# Aim:
Each record below is to be copied word for word, with pictures removed.
------------------------
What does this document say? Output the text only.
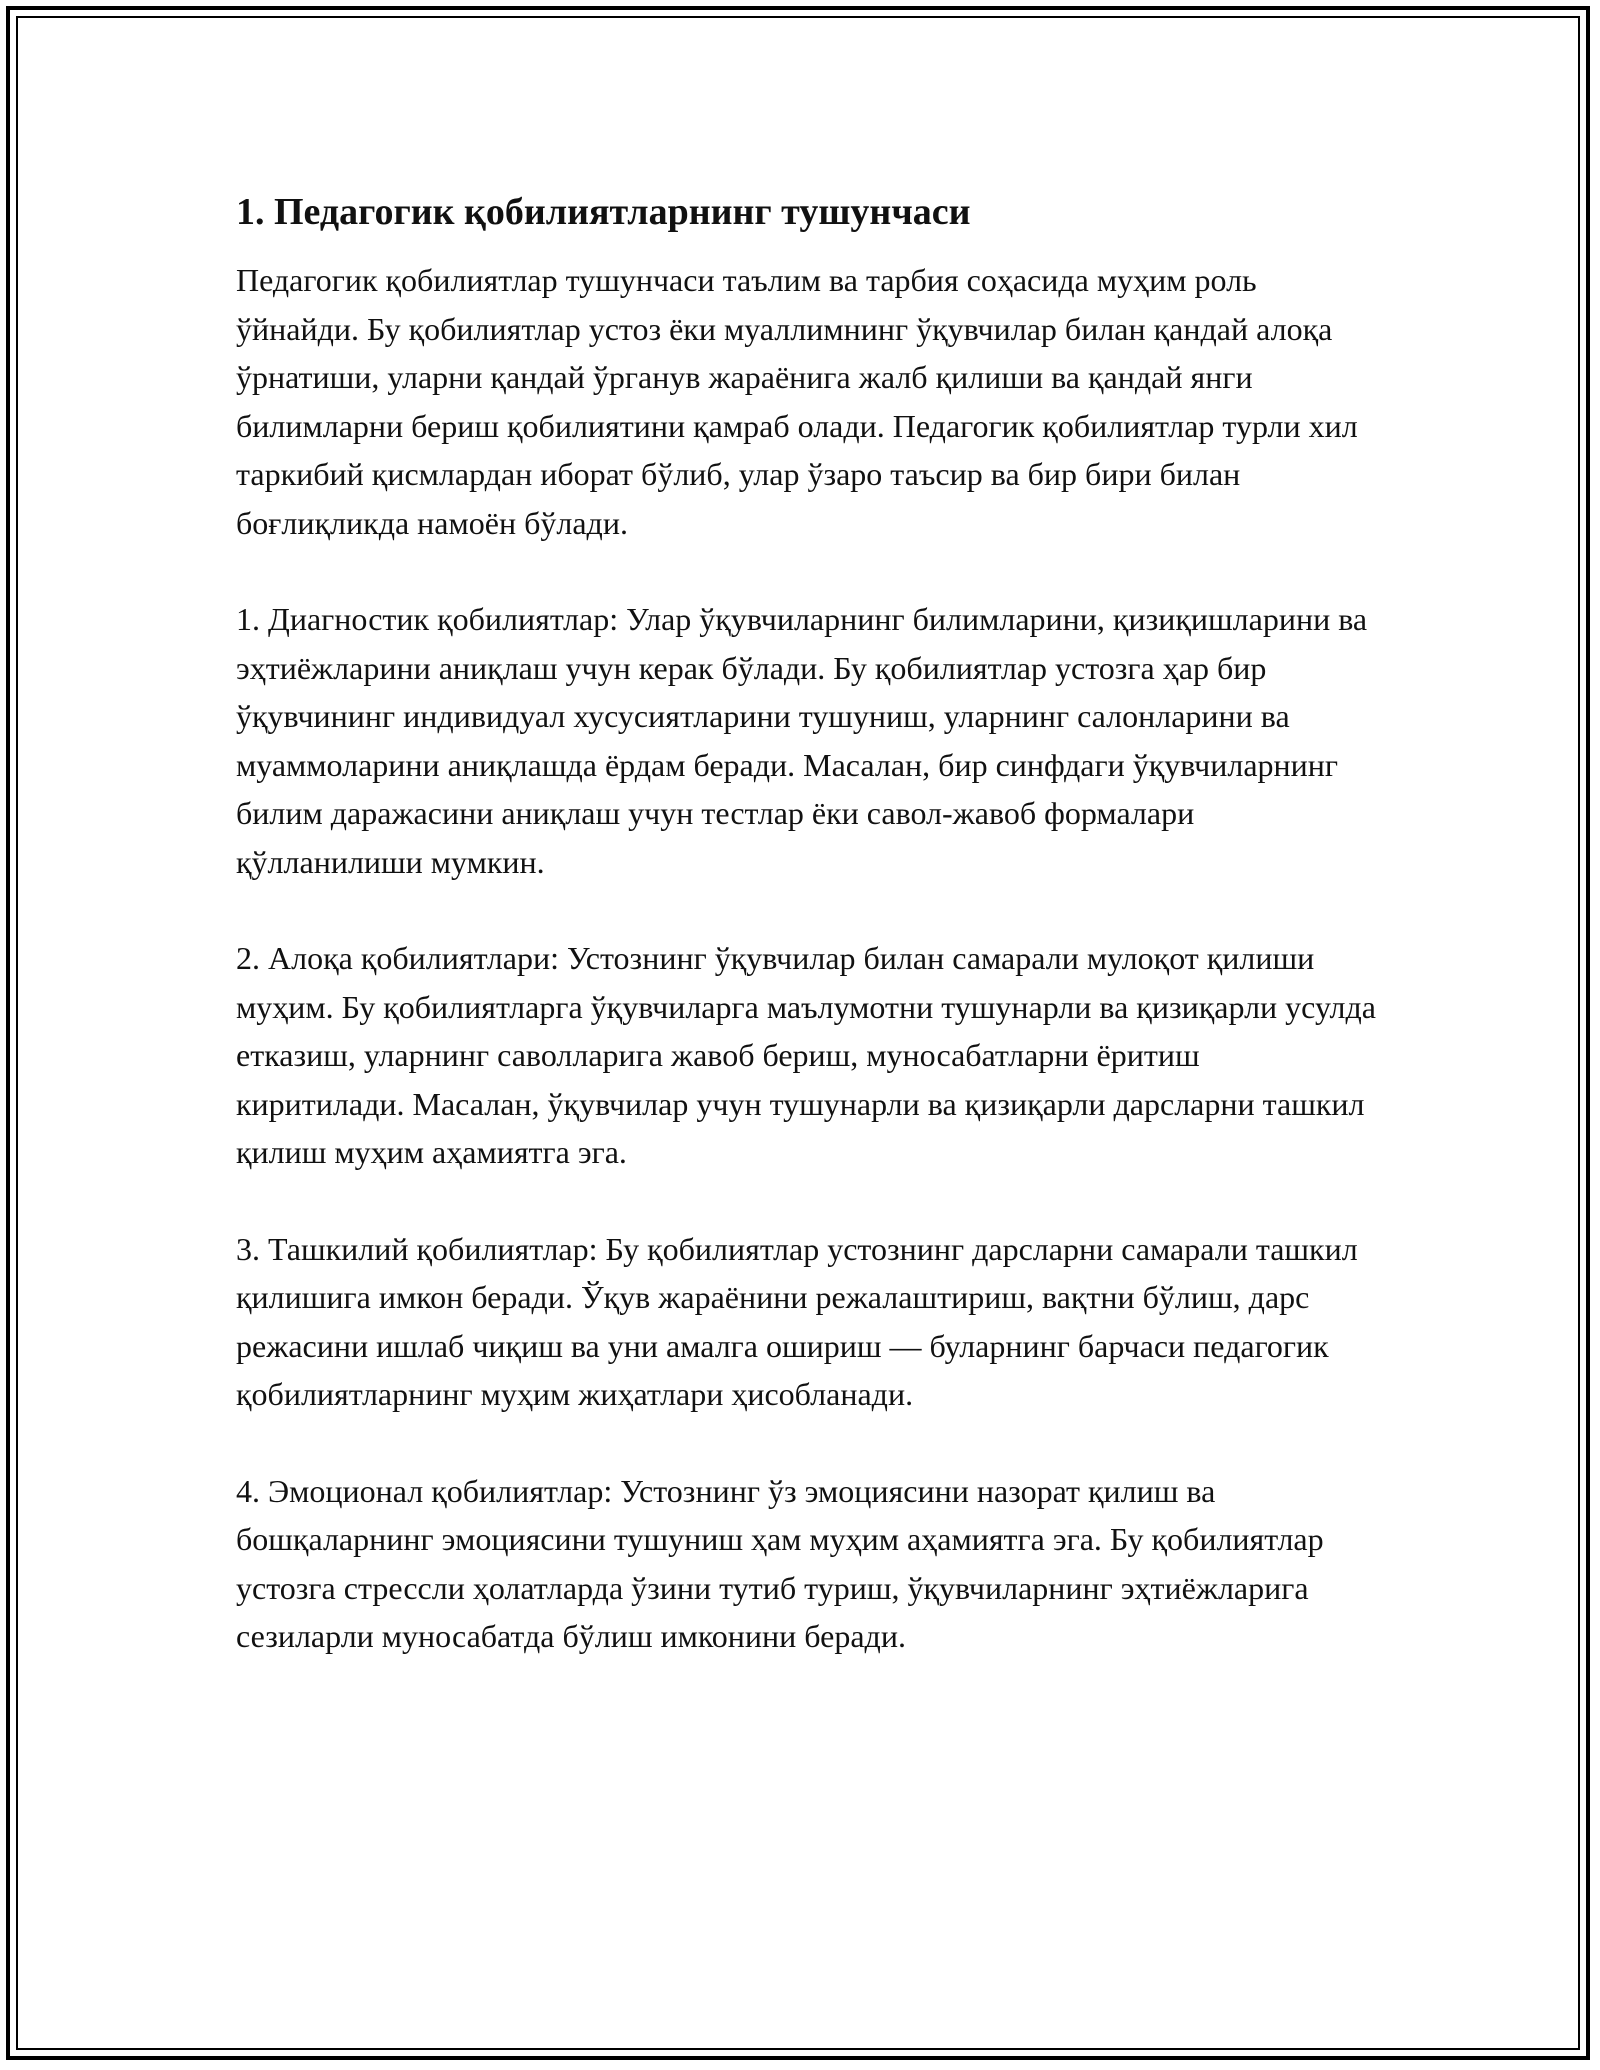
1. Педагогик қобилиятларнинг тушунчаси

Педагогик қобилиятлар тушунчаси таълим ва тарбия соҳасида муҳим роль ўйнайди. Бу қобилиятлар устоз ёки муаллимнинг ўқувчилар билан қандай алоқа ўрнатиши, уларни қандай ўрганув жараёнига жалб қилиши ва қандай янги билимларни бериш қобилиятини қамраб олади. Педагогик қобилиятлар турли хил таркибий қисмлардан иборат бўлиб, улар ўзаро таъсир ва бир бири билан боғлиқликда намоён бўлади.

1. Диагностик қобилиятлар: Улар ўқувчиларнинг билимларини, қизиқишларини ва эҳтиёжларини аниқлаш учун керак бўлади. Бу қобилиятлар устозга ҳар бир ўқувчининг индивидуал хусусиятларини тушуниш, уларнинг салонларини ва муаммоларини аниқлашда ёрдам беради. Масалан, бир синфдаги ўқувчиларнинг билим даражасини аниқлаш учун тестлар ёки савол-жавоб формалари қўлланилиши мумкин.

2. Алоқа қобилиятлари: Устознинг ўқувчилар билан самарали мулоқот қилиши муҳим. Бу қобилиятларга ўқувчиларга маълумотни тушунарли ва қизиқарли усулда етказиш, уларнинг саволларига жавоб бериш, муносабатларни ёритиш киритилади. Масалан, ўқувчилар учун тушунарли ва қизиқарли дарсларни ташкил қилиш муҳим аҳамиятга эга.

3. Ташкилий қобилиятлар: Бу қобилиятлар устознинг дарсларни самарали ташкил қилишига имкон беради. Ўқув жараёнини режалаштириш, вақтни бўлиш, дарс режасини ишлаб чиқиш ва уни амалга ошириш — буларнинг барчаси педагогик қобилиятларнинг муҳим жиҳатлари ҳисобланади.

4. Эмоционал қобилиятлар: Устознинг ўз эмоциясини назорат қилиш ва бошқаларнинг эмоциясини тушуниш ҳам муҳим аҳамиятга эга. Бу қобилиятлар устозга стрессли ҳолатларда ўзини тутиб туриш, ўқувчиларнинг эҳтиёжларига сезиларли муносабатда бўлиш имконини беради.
------------------------
# Solution for this problem:
What does this document say? Output the text only.
1. Педагогик қобилиятларнинг тушунчаси

Педагогик қобилиятлар тушунчаси таълим ва тарбия соҳасида муҳим роль ўйнайди. Бу қобилиятлар устоз ёки муаллимнинг ўқувчилар билан қандай алоқа ўрнатиши, уларни қандай ўрганув жараёнига жалб қилиши ва қандай янги билимларни бериш қобилиятини қамраб олади. Педагогик қобилиятлар турли хил таркибий қисмлардан иборат бўлиб, улар ўзаро таъсир ва бир бири билан боғлиқликда намоён бўлади.

1. Диагностик қобилиятлар: Улар ўқувчиларнинг билимларини, қизиқишларини ва эҳтиёжларини аниқлаш учун керак бўлади. Бу қобилиятлар устозга ҳар бир ўқувчининг индивидуал хусусиятларини тушуниш, уларнинг салонларини ва муаммоларини аниқлашда ёрдам беради. Масалан, бир синфдаги ўқувчиларнинг билим даражасини аниқлаш учун тестлар ёки савол-жавоб формалари қўлланилиши мумкин.

2. Алоқа қобилиятлари: Устознинг ўқувчилар билан самарали мулоқот қилиши муҳим. Бу қобилиятларга ўқувчиларга маълумотни тушунарли ва қизиқарли усулда етказиш, уларнинг саволларига жавоб бериш, муносабатларни ёритиш киритилади. Масалан, ўқувчилар учун тушунарли ва қизиқарли дарсларни ташкил қилиш муҳим аҳамиятга эга.

3. Ташкилий қобилиятлар: Бу қобилиятлар устознинг дарсларни самарали ташкил қилишига имкон беради. Ўқув жараёнини режалаштириш, вақтни бўлиш, дарс режасини ишлаб чиқиш ва уни амалга ошириш — буларнинг барчаси педагогик қобилиятларнинг муҳим жиҳатлари ҳисобланади.

4. Эмоционал қобилиятлар: Устознинг ўз эмоциясини назорат қилиш ва бошқаларнинг эмоциясини тушуниш ҳам муҳим аҳамиятга эга. Бу қобилиятлар устозга стрессли ҳолатларда ўзини тутиб туриш, ўқувчиларнинг эҳтиёжларига сезиларли муносабатда бўлиш имконини беради.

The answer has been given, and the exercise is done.